══ THE DATA ══

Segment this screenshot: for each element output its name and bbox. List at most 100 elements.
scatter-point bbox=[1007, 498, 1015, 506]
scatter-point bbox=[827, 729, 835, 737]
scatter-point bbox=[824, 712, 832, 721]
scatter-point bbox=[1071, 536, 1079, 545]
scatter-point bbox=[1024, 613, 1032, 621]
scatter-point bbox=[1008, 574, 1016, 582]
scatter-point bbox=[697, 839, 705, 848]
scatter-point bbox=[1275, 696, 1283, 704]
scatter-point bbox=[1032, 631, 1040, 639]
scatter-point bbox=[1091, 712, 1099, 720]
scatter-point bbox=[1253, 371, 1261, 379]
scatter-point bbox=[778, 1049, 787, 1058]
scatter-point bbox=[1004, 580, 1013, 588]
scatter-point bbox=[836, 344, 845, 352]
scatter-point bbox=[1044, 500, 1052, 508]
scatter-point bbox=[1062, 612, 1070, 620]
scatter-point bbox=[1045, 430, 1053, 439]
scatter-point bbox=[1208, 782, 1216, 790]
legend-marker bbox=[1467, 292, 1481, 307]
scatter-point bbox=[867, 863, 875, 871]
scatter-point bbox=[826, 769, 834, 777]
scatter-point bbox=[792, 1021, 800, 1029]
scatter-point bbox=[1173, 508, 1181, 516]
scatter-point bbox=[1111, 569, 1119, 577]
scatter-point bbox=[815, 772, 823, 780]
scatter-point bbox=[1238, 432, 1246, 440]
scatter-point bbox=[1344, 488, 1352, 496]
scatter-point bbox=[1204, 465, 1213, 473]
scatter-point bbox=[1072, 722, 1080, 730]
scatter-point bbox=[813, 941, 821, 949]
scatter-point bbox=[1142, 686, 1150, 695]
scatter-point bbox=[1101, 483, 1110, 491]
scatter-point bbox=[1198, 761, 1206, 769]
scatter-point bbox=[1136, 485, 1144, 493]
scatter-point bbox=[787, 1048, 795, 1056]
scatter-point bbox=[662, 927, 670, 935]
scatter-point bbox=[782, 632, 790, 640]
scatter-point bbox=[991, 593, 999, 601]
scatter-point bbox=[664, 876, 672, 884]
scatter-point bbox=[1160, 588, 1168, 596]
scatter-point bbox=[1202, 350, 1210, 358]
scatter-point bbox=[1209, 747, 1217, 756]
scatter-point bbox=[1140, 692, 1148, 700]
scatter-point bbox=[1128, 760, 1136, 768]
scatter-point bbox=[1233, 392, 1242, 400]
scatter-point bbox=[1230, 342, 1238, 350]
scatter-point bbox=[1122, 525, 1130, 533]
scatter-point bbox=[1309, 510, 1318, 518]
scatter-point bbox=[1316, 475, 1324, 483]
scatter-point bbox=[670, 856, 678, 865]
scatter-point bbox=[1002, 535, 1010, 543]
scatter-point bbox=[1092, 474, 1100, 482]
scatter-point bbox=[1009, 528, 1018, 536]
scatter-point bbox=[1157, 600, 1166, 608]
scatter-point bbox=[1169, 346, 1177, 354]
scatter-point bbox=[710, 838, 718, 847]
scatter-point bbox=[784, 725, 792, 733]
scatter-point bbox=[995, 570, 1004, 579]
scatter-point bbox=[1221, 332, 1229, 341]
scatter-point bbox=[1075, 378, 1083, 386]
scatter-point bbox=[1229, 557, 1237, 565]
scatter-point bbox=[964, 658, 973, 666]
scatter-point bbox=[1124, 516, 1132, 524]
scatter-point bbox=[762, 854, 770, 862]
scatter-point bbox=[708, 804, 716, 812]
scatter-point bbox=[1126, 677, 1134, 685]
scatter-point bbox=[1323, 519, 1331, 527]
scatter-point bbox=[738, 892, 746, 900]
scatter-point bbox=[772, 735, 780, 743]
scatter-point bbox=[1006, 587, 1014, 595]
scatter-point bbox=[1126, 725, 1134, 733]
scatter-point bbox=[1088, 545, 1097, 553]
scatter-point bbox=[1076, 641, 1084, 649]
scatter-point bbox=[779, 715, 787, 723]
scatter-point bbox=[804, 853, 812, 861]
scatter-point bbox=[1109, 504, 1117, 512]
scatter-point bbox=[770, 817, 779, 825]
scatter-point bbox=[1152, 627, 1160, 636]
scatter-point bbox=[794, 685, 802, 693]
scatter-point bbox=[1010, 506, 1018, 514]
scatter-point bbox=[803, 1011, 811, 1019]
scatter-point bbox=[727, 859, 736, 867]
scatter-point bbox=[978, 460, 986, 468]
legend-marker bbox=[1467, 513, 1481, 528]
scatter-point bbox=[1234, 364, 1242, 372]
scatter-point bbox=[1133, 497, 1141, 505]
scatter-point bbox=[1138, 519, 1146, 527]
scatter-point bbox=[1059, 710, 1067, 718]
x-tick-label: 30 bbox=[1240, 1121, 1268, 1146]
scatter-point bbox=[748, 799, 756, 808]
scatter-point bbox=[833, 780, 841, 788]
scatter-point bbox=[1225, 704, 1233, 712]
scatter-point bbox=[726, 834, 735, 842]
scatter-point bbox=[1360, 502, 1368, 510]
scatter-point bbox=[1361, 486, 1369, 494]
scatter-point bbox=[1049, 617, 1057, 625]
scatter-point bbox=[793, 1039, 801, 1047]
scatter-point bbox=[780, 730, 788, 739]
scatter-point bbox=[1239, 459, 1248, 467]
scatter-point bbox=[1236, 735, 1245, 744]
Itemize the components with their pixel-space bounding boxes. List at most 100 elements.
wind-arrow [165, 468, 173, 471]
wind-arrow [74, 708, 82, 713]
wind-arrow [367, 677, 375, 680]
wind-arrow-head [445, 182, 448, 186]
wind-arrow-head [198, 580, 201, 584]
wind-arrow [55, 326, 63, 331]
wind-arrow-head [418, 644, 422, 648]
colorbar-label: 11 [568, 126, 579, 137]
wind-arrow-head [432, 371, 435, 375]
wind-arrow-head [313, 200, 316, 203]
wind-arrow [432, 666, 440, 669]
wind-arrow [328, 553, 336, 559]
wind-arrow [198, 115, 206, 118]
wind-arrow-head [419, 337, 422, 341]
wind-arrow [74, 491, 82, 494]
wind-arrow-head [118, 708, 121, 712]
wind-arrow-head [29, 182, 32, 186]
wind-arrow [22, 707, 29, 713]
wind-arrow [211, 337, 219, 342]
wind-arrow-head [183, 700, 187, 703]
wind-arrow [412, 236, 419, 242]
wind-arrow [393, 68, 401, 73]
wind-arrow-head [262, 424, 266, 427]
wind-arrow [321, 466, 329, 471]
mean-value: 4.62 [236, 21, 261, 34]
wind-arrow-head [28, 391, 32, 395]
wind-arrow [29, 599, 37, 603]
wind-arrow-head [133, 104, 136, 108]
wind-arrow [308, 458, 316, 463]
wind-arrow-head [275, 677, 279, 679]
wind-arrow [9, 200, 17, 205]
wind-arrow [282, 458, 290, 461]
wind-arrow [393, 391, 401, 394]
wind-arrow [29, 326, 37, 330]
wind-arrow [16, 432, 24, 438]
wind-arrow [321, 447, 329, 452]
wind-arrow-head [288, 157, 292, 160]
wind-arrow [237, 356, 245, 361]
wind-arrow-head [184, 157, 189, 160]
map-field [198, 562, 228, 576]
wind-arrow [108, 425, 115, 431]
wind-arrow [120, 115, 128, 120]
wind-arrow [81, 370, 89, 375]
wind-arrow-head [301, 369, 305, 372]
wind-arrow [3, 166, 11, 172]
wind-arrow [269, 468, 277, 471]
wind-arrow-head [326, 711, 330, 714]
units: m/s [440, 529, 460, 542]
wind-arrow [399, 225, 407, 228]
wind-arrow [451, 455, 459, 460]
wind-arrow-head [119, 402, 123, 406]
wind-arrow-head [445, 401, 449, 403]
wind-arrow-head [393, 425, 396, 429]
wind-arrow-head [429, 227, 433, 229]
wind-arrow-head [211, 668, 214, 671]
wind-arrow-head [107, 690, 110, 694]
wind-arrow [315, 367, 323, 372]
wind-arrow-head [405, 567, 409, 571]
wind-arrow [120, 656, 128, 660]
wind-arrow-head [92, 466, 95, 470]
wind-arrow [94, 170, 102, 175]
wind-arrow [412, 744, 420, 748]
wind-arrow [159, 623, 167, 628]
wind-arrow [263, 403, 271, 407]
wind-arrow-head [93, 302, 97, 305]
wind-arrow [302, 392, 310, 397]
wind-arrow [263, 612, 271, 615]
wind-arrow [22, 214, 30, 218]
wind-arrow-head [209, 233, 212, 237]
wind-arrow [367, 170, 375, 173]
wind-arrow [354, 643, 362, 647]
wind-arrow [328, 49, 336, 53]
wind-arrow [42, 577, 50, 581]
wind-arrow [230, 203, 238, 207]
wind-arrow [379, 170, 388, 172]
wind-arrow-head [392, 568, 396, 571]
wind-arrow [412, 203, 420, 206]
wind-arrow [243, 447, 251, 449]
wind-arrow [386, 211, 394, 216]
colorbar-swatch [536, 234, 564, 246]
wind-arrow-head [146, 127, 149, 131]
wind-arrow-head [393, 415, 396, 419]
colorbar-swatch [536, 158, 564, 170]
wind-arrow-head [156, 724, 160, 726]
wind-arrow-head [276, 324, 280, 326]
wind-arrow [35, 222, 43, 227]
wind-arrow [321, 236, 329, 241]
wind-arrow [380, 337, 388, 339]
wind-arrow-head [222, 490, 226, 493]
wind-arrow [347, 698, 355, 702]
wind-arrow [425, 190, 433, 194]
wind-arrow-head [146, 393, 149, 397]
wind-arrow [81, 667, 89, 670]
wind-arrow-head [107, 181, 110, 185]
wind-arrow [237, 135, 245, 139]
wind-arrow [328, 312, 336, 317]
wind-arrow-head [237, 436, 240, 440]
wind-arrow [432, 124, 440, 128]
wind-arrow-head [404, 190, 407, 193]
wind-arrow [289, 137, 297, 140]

═══

EXERCISE TASK: Arrange the lines of the listing into a numbered list, starting at its first line and ending at the line that contains "scatter-point bbox=[1032, 631, 1040, 639]", with both of those lines included. Leave out any blank lines.

EXERCISE OUTPUT:
1. Segment this screenshot: for each element output its name and bbox. List at most 100 elements.
2. scatter-point bbox=[1007, 498, 1015, 506]
3. scatter-point bbox=[827, 729, 835, 737]
4. scatter-point bbox=[824, 712, 832, 721]
5. scatter-point bbox=[1071, 536, 1079, 545]
6. scatter-point bbox=[1024, 613, 1032, 621]
7. scatter-point bbox=[1008, 574, 1016, 582]
8. scatter-point bbox=[697, 839, 705, 848]
9. scatter-point bbox=[1275, 696, 1283, 704]
10. scatter-point bbox=[1032, 631, 1040, 639]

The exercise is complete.